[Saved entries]
•••

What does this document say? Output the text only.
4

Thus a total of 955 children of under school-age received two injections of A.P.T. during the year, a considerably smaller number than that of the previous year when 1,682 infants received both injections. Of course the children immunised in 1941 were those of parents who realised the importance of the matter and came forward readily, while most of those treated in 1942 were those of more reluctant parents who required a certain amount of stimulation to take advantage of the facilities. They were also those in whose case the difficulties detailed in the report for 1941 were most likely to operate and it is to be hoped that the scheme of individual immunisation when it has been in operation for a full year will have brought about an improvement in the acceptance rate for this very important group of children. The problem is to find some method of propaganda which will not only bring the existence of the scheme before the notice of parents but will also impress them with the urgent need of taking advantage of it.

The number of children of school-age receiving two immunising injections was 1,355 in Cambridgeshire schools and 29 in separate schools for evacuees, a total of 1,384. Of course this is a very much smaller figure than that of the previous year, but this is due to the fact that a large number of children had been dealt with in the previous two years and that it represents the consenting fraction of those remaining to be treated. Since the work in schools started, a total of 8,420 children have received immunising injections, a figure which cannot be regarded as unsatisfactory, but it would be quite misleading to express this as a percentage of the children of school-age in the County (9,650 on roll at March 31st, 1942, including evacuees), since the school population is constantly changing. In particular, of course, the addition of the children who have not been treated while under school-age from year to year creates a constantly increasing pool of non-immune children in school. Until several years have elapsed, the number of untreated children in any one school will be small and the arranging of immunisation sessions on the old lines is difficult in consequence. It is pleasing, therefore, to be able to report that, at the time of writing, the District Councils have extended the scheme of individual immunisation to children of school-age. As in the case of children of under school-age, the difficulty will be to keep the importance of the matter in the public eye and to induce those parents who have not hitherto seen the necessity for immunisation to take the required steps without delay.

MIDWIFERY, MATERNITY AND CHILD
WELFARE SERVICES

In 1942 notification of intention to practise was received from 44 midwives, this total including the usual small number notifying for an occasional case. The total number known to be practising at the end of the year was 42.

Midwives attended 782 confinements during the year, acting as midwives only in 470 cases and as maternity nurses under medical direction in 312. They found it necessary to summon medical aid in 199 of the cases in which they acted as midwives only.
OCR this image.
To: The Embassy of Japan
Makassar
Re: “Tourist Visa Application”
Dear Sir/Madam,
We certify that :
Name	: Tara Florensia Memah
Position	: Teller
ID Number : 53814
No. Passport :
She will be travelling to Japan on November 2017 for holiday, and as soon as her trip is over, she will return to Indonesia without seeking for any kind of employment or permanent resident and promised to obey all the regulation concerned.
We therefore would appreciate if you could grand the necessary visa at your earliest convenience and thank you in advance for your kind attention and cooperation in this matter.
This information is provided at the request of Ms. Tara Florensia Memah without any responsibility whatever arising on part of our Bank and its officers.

•••

◆ Given task ◆
Take the entries above and transcribe them exactly.

◆ Correct result ◆
What does this document say? Output the text only.
4

Thus a total of 955 children of under school-age received two injections of A.P.T. during the year, a considerably smaller number than that of the previous year when 1,682 infants received both injections. Of course the children immunised in 1941 were those of parents who realised the importance of the matter and came forward readily, while most of those treated in 1942 were those of more reluctant parents who required a certain amount of stimulation to take advantage of the facilities. They were also those in whose case the difficulties detailed in the report for 1941 were most likely to operate and it is to be hoped that the scheme of individual immunisation when it has been in operation for a full year will have brought about an improvement in the acceptance rate for this very important group of children. The problem is to find some method of propaganda which will not only bring the existence of the scheme before the notice of parents but will also impress them with the urgent need of taking advantage of it.

The number of children of school-age receiving two immunising injections was 1,355 in Cambridgeshire schools and 29 in separate schools for evacuees, a total of 1,384. Of course this is a very much smaller figure than that of the previous year, but this is due to the fact that a large number of children had been dealt with in the previous two years and that it represents the consenting fraction of those remaining to be treated. Since the work in schools started, a total of 8,420 children have received immunising injections, a figure which cannot be regarded as unsatisfactory, but it would be quite misleading to express this as a percentage of the children of school-age in the County (9,650 on roll at March 31st, 1942, including evacuees), since the school population is constantly changing. In particular, of course, the addition of the children who have not been treated while under school-age from year to year creates a constantly increasing pool of non-immune children in school. Until several years have elapsed, the number of untreated children in any one school will be small and the arranging of immunisation sessions on the old lines is difficult in consequence. It is pleasing, therefore, to be able to report that, at the time of writing, the District Councils have extended the scheme of individual immunisation to children of school-age. As in the case of children of under school-age, the difficulty will be to keep the importance of the matter in the public eye and to induce those parents who have not hitherto seen the necessity for immunisation to take the required steps without delay.

MIDWIFERY, MATERNITY AND CHILD
WELFARE SERVICES

In 1942 notification of intention to practise was received from 44 midwives, this total including the usual small number notifying for an occasional case. The total number known to be practising at the end of the year was 42.

Midwives attended 782 confinements during the year, acting as midwives only in 470 cases and as maternity nurses under medical direction in 312. They found it necessary to summon medical aid in 199 of the cases in which they acted as midwives only.
OCR this image.
To: The Embassy of Japan
Makassar
Re: “Tourist Visa Application”
Dear Sir/Madam,
We certify that :
Name	: Tara Florensia Memah
Position	: Teller
ID Number : 53814
No. Passport :
She will be travelling to Japan on November 2017 for holiday, and as soon as her trip is over, she will return to Indonesia without seeking for any kind of employment or permanent resident and promised to obey all the regulation concerned.
We therefore would appreciate if you could grand the necessary visa at your earliest convenience and thank you in advance for your kind attention and cooperation in this matter.
This information is provided at the request of Ms. Tara Florensia Memah without any responsibility whatever arising on part of our Bank and its officers.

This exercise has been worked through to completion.